• **Aim of the exercise**
Lines containing the word "color" are to be located and copied.

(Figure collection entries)
--------------------------------------------------

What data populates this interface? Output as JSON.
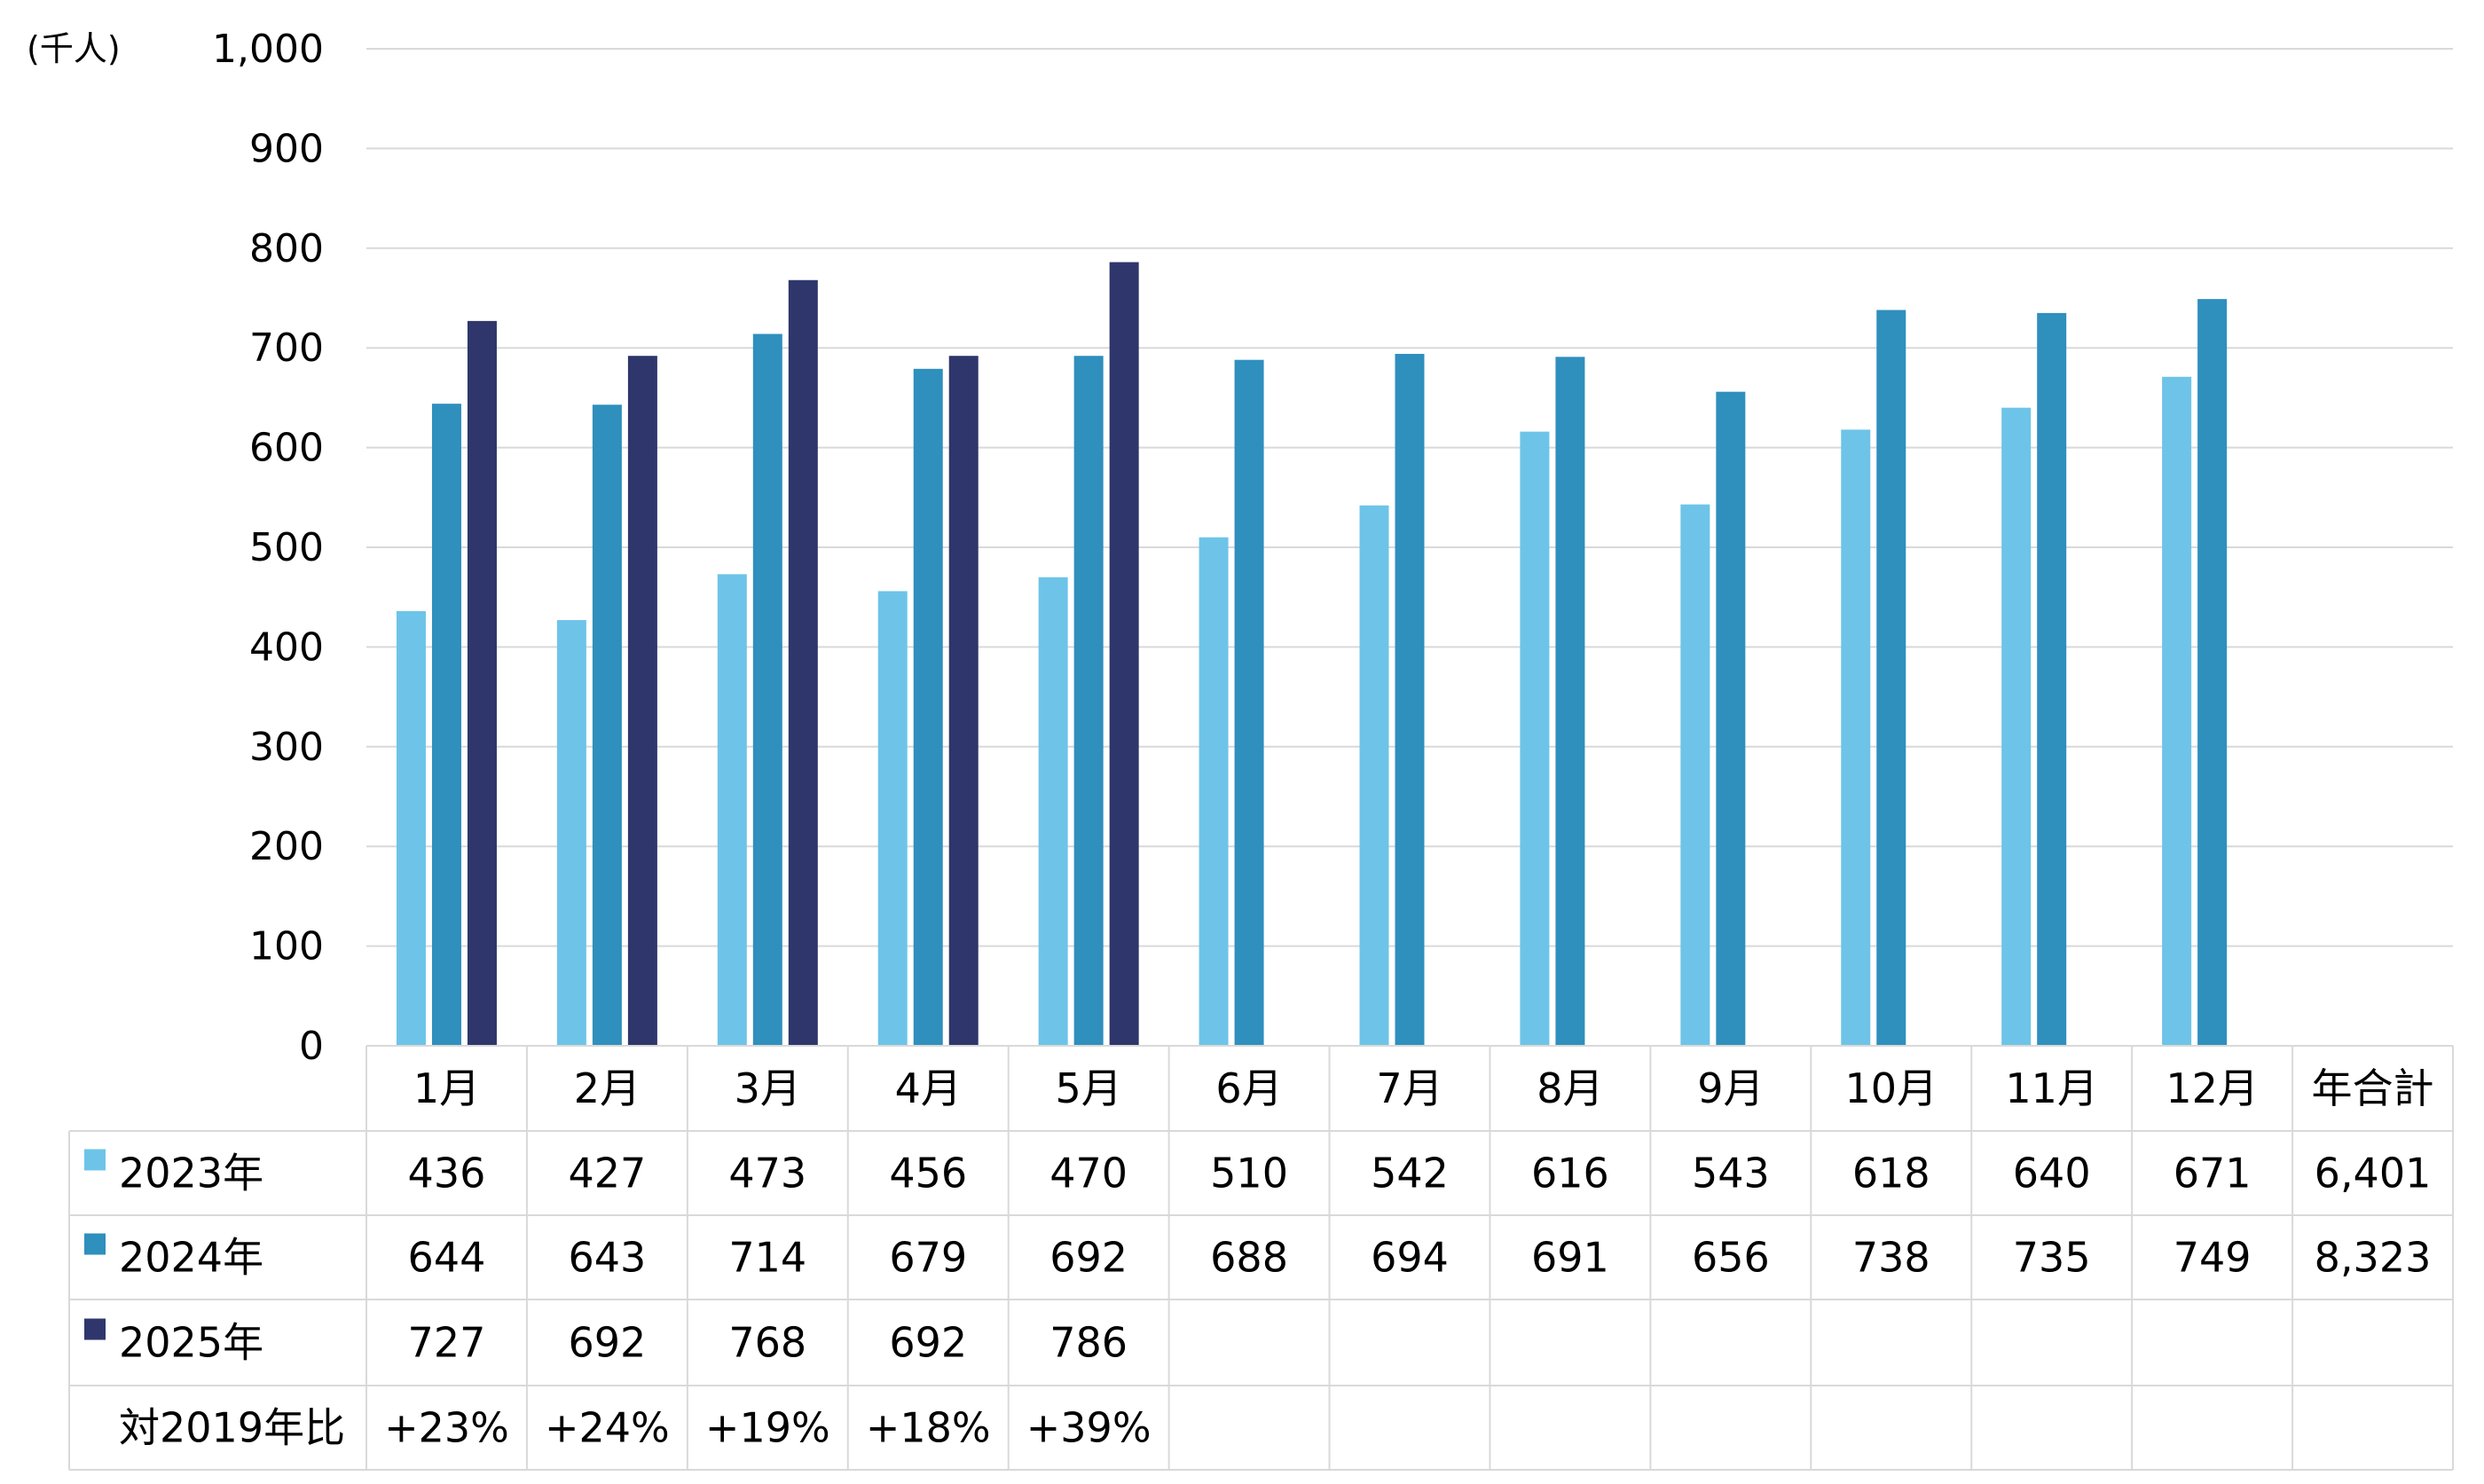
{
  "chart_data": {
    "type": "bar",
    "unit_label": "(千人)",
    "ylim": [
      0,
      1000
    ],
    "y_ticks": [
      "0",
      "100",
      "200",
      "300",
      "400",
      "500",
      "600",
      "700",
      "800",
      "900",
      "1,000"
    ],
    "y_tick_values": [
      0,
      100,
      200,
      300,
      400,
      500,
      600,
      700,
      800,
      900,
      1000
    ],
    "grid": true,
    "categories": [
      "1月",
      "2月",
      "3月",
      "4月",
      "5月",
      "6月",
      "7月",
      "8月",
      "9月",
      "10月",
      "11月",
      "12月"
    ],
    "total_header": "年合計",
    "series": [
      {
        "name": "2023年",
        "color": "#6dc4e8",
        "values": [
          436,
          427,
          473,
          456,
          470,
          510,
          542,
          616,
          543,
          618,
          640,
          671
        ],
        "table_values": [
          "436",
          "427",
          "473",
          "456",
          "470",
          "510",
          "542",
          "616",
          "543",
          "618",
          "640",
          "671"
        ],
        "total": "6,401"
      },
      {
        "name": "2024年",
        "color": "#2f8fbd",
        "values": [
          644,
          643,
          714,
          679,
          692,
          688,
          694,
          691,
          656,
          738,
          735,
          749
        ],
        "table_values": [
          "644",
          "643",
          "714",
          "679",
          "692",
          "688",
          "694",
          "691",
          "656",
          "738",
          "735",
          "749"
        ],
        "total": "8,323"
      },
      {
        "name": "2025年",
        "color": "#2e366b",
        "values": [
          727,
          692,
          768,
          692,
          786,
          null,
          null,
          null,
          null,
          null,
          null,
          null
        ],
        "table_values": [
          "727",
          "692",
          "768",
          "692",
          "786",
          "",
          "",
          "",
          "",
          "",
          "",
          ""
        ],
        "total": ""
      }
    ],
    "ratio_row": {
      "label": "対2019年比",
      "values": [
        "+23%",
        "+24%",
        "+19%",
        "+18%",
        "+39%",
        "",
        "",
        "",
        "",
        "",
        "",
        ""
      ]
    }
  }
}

--------------------------------------------------

• **Final answer**
        "color": "#6dc4e8",
        "color": "#2f8fbd",
        "color": "#2e366b",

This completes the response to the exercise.